Data records:
:::
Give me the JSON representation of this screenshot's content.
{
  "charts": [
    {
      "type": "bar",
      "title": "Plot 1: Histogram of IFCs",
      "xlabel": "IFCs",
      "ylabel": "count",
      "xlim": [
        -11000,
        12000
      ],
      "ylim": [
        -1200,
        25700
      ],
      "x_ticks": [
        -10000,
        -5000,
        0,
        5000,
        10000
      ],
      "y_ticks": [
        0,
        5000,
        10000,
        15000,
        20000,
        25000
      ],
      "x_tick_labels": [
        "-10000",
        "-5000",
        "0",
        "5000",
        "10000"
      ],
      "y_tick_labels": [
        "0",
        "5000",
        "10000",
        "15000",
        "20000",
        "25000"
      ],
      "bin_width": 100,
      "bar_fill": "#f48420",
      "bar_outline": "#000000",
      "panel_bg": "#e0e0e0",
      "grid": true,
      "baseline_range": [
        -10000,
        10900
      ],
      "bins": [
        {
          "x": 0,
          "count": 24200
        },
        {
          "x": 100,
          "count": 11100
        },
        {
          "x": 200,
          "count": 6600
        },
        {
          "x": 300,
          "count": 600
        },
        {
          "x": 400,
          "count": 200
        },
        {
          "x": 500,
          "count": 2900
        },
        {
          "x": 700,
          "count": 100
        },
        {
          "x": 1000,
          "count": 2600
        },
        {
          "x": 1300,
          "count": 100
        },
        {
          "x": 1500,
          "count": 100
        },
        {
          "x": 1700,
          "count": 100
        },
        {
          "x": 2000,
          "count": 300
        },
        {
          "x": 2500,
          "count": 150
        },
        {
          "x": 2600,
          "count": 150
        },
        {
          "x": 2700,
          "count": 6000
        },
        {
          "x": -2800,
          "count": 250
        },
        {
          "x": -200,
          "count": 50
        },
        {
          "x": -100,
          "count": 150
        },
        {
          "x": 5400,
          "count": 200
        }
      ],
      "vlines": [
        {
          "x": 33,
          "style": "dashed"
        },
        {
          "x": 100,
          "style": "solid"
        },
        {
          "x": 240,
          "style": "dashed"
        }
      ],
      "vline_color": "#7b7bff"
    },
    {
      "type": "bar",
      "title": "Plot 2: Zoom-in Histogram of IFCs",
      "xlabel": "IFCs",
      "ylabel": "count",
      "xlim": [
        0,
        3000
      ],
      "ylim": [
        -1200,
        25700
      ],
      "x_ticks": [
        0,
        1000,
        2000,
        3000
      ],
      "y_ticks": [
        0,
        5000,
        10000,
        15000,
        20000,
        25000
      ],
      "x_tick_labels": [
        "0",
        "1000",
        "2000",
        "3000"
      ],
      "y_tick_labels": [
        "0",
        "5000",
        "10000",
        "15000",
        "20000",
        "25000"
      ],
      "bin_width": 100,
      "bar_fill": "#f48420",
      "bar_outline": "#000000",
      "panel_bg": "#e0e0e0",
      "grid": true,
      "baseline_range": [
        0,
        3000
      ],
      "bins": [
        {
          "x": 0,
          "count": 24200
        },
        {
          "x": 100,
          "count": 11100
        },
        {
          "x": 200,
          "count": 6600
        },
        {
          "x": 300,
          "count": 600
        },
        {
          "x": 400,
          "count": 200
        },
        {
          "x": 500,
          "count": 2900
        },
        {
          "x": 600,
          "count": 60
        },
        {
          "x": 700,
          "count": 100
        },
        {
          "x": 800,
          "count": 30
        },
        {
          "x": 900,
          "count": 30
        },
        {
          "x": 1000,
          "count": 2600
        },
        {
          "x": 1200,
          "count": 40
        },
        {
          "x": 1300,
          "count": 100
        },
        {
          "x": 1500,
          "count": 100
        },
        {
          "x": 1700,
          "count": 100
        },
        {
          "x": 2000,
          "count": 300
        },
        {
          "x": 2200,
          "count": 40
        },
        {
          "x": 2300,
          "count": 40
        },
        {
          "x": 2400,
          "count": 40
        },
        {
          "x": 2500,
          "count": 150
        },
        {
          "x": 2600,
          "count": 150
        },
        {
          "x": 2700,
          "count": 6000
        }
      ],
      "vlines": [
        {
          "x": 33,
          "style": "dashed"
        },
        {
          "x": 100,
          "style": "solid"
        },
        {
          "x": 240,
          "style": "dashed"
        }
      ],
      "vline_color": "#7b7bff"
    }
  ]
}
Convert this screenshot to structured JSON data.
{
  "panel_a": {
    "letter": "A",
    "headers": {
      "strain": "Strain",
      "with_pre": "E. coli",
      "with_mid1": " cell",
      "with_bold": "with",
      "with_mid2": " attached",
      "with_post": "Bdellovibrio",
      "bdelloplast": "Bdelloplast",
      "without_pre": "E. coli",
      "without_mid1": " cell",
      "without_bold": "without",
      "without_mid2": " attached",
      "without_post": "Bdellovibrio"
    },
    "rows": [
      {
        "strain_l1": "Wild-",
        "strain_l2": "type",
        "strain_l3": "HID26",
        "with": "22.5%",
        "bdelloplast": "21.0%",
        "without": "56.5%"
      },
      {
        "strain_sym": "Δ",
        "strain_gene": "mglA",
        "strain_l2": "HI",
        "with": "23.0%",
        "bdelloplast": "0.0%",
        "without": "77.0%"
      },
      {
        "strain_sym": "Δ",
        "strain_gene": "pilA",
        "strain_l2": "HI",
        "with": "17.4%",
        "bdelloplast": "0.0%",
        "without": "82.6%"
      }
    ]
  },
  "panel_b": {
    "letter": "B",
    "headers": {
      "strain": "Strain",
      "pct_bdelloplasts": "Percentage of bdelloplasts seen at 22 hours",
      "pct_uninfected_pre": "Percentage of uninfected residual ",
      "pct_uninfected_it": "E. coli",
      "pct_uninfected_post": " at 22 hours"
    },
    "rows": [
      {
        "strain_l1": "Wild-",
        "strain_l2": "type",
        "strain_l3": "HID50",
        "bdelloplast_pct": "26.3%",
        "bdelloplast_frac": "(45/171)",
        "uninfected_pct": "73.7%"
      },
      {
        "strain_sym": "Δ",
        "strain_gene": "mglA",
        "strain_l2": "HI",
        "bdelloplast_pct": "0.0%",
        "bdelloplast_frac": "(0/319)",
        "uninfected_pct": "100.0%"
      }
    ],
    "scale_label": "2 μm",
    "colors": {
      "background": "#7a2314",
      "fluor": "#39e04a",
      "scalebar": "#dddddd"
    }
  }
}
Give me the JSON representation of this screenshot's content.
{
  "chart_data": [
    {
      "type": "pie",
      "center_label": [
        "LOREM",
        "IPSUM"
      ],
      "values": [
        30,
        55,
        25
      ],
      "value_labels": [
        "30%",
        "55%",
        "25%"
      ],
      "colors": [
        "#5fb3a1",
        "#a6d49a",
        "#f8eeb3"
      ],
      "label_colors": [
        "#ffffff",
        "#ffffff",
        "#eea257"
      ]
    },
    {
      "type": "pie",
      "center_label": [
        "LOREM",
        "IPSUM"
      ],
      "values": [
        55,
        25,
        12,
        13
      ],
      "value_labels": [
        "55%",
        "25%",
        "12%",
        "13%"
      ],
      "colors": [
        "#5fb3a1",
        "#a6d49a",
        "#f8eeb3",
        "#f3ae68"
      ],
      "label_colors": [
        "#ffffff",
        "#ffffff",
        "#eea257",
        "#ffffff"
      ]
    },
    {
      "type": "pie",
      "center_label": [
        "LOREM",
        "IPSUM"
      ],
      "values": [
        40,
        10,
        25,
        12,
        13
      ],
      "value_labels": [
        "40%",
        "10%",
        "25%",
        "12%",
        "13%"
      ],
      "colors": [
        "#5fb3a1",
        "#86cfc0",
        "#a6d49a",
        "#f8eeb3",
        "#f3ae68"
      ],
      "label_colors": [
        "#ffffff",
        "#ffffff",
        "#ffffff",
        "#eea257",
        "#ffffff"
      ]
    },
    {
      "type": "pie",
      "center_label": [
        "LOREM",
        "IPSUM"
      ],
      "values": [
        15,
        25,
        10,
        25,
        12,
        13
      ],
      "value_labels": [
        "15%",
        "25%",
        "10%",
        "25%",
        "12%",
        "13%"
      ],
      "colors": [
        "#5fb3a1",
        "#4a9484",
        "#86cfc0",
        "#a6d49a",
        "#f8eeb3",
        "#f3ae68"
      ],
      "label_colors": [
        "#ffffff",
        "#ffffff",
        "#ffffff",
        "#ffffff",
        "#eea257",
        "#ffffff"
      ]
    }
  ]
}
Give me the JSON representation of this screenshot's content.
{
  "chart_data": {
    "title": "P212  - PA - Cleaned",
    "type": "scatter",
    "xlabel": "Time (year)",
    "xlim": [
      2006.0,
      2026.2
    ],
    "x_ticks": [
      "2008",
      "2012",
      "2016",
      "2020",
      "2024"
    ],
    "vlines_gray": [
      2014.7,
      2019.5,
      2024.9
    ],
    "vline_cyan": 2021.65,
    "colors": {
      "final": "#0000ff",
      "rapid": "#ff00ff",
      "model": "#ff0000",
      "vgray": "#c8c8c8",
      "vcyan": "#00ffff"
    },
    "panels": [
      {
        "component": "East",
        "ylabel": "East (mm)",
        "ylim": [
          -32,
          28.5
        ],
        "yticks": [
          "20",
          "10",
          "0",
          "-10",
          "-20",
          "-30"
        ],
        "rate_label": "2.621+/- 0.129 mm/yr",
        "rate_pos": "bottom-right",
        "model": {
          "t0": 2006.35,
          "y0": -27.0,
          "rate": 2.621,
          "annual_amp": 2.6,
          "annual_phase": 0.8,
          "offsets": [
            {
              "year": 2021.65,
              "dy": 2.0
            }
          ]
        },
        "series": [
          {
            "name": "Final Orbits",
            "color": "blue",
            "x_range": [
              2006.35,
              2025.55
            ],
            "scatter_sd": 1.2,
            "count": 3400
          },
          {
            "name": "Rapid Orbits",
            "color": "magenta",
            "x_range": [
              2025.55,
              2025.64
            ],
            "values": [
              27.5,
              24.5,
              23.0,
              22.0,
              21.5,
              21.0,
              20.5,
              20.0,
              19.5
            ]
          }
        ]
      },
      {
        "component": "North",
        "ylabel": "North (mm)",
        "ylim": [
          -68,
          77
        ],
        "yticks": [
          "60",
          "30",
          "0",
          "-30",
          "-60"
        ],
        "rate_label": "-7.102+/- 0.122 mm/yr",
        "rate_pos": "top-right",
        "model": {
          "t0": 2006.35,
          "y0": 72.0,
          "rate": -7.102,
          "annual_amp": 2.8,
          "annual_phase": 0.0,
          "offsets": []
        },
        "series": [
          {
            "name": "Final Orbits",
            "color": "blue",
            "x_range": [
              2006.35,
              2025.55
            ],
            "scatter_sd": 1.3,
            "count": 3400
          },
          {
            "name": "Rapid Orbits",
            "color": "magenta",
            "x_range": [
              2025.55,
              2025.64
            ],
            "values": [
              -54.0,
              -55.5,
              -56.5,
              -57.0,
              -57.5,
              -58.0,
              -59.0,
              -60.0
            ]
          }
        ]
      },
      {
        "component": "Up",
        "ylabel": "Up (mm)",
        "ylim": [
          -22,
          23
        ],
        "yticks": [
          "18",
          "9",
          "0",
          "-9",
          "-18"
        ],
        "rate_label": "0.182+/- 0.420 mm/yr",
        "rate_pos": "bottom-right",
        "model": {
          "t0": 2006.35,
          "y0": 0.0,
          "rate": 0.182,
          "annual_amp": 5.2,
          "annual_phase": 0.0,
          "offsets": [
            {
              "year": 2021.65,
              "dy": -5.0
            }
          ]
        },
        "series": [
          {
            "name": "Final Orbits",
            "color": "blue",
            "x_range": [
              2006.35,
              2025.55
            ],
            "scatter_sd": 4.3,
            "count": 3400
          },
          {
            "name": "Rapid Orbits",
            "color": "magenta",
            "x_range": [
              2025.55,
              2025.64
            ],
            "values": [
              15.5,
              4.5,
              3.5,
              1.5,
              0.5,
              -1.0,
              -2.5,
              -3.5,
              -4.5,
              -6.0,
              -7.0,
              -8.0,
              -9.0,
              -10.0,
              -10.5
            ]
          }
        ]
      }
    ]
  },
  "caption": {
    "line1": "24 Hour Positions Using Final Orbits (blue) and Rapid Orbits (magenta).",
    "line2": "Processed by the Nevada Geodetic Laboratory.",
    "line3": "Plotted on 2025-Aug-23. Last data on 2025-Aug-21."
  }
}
:::
SET PROBLEM: From the entries above, pull out each line that includes "attached".

ANSWER TO THIS EXERCISE:
      "with_mid2": " attached",
      "without_mid2": " attached",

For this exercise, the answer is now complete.